Objective :: The exercise asks you to copy every line below in which "латыни" appears.

Items ::

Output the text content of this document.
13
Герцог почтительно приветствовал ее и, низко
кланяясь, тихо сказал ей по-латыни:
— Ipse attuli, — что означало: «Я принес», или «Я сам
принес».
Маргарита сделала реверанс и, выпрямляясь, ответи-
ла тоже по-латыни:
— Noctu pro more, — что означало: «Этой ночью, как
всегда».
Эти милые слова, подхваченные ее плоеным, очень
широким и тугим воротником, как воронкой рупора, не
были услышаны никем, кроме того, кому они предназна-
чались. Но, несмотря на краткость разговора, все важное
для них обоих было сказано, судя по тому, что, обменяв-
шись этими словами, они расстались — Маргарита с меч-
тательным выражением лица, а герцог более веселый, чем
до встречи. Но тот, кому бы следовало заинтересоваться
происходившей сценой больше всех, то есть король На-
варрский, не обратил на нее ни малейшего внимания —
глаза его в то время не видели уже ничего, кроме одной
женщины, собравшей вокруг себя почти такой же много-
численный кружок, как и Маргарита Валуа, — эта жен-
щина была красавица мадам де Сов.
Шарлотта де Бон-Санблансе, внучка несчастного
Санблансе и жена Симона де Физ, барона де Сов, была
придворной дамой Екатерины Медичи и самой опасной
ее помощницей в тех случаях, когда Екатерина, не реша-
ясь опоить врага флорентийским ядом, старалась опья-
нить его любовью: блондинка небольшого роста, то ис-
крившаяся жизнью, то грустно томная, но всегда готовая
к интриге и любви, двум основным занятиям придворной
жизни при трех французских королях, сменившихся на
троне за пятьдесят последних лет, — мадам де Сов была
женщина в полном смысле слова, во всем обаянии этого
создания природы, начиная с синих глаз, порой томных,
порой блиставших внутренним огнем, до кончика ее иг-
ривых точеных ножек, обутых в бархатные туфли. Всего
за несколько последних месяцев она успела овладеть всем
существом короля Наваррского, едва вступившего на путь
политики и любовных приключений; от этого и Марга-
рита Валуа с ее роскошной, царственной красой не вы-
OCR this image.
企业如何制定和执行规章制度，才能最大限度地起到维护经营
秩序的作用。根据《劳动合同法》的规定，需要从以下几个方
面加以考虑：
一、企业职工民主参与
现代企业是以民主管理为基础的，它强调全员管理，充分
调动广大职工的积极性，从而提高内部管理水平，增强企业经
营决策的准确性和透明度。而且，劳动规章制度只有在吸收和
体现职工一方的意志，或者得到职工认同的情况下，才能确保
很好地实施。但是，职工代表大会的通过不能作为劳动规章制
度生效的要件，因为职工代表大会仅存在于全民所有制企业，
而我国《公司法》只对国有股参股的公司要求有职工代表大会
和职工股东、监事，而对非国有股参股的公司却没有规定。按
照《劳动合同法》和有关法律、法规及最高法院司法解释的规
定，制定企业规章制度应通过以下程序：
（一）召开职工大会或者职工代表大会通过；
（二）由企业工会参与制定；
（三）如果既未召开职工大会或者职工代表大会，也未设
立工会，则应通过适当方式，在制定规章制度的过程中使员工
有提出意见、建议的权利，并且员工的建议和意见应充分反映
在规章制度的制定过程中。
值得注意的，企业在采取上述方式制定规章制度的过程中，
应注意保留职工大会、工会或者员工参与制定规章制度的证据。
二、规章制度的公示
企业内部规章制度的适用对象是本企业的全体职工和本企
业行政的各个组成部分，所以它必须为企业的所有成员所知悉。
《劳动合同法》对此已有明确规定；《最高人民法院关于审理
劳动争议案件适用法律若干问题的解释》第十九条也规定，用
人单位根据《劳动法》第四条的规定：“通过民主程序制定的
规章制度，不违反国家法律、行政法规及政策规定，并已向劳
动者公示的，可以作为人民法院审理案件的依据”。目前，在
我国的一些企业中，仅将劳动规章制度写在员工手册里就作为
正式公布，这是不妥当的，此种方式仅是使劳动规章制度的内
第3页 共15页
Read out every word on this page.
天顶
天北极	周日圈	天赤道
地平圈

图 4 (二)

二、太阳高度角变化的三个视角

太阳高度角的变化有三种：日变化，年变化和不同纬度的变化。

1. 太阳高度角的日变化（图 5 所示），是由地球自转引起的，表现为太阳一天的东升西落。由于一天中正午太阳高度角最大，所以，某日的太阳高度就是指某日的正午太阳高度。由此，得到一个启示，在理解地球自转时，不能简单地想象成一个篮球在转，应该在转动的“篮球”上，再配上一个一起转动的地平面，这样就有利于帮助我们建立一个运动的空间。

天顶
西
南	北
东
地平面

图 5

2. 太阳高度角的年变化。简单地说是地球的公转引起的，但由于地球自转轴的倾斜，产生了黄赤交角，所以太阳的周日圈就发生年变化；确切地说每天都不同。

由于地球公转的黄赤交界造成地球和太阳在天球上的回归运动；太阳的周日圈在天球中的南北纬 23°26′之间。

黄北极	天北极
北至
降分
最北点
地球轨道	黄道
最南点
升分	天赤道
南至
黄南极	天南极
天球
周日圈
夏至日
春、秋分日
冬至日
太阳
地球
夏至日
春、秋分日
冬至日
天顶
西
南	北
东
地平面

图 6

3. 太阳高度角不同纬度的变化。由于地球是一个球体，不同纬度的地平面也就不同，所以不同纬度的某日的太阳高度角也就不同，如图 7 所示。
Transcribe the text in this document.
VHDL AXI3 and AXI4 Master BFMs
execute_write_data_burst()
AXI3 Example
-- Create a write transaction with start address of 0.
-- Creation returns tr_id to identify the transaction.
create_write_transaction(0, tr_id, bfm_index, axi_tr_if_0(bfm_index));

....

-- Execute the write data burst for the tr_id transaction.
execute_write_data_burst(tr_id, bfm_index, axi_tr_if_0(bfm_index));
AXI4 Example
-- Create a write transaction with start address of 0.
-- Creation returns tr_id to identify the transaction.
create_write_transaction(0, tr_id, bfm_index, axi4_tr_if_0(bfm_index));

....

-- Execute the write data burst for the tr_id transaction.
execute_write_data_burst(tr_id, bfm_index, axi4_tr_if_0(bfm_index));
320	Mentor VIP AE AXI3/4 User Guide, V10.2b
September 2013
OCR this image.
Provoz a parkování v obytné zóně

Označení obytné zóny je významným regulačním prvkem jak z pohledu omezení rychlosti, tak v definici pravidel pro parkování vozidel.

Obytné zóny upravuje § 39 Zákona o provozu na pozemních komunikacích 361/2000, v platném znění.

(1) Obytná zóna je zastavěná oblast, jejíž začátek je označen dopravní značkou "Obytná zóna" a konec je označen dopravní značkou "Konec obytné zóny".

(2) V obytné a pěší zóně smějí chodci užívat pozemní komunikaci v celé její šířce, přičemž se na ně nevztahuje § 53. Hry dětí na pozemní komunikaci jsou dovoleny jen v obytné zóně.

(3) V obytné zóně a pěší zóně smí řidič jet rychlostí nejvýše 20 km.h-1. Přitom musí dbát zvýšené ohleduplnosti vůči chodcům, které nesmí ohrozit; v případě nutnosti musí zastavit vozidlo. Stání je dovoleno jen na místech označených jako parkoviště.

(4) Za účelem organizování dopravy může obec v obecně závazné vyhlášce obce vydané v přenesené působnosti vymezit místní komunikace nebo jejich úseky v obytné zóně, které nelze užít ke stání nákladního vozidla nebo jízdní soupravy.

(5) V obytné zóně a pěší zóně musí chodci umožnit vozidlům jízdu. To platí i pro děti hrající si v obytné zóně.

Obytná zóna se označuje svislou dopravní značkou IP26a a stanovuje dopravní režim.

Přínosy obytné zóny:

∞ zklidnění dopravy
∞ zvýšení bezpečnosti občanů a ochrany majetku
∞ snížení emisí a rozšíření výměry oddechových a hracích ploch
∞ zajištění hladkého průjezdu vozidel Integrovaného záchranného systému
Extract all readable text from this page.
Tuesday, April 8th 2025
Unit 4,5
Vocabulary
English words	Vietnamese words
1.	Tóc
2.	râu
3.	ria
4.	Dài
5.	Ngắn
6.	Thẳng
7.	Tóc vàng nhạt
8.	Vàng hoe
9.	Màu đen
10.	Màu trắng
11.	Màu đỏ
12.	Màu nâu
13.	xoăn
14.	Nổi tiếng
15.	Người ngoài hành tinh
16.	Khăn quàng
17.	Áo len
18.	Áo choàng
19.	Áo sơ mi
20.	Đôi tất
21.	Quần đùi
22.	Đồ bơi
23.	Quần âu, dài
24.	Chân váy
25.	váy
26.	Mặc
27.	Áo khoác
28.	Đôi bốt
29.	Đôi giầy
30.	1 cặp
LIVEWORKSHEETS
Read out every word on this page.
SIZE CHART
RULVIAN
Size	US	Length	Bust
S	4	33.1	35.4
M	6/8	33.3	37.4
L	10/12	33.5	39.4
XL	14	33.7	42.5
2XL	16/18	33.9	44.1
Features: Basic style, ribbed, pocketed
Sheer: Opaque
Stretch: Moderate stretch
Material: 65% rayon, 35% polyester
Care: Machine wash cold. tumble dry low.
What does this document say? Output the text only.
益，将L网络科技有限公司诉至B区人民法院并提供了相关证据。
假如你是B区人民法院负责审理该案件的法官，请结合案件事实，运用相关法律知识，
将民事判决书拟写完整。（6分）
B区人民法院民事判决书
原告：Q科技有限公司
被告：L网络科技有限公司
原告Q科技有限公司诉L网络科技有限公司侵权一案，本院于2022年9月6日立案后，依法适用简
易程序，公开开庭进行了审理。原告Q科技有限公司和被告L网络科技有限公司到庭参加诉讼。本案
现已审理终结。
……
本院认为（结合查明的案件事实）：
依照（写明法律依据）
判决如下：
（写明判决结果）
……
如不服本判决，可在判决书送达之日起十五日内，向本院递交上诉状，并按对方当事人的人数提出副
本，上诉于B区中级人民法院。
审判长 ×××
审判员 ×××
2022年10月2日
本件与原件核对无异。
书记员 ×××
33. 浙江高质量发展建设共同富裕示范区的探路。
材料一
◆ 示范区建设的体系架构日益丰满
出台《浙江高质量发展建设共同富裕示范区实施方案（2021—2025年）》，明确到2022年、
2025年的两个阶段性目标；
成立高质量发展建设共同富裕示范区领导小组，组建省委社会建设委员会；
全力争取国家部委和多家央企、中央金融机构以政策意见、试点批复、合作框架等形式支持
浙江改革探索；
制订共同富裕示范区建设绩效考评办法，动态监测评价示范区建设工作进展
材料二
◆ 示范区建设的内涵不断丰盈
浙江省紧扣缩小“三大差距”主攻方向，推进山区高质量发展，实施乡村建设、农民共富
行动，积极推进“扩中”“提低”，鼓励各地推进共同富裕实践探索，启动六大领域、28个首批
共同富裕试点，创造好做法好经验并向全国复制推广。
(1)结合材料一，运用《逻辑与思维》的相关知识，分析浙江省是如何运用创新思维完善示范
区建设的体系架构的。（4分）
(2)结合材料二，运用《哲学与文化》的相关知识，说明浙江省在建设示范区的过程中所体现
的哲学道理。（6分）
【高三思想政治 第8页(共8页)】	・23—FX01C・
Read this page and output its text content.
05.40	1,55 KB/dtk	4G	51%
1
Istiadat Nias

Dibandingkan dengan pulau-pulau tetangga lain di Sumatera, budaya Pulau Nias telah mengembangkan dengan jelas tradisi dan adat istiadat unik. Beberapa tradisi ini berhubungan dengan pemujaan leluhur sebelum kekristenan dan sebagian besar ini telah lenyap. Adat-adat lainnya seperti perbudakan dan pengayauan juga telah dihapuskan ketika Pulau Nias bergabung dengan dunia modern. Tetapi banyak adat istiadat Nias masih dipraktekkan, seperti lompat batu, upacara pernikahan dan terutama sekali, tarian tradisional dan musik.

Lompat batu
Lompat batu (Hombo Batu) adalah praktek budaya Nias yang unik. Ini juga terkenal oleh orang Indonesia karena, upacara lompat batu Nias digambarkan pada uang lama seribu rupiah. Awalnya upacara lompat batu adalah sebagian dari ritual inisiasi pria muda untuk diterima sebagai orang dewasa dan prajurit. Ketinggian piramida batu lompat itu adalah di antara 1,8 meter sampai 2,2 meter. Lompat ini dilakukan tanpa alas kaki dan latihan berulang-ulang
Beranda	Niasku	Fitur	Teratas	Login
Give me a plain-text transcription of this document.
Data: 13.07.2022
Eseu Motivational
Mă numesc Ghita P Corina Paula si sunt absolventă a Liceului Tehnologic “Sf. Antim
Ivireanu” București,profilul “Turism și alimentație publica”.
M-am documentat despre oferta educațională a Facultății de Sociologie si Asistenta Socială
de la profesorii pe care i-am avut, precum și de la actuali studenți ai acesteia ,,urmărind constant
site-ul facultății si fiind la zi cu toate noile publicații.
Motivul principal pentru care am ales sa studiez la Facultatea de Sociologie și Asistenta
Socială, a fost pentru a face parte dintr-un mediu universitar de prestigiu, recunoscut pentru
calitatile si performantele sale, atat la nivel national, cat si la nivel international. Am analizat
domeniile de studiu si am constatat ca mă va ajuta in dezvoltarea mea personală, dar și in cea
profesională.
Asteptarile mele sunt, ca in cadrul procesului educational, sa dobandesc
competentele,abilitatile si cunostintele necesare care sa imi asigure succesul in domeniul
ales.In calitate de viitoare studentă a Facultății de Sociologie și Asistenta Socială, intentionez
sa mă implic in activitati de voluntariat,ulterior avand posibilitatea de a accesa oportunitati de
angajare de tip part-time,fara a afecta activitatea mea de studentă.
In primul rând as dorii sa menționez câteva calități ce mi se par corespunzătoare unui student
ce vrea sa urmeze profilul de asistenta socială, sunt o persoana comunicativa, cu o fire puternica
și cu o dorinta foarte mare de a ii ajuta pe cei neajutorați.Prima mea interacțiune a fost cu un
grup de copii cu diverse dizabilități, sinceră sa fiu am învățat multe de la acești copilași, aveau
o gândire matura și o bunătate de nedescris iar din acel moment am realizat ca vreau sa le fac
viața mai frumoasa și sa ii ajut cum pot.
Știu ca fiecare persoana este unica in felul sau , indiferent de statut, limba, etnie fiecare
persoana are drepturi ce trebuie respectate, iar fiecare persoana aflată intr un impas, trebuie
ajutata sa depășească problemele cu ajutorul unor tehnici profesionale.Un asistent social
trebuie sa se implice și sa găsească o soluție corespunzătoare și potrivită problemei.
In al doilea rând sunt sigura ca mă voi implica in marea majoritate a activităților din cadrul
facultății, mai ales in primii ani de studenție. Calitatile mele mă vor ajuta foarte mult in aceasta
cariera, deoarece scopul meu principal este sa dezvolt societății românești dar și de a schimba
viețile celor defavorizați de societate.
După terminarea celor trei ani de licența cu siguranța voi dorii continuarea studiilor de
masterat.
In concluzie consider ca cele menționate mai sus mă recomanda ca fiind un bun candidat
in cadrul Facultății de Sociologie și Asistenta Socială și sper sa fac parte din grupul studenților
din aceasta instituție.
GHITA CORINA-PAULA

Task output ::
кланяясь, тихо сказал ей по-латыни:
ла тоже по-латыни:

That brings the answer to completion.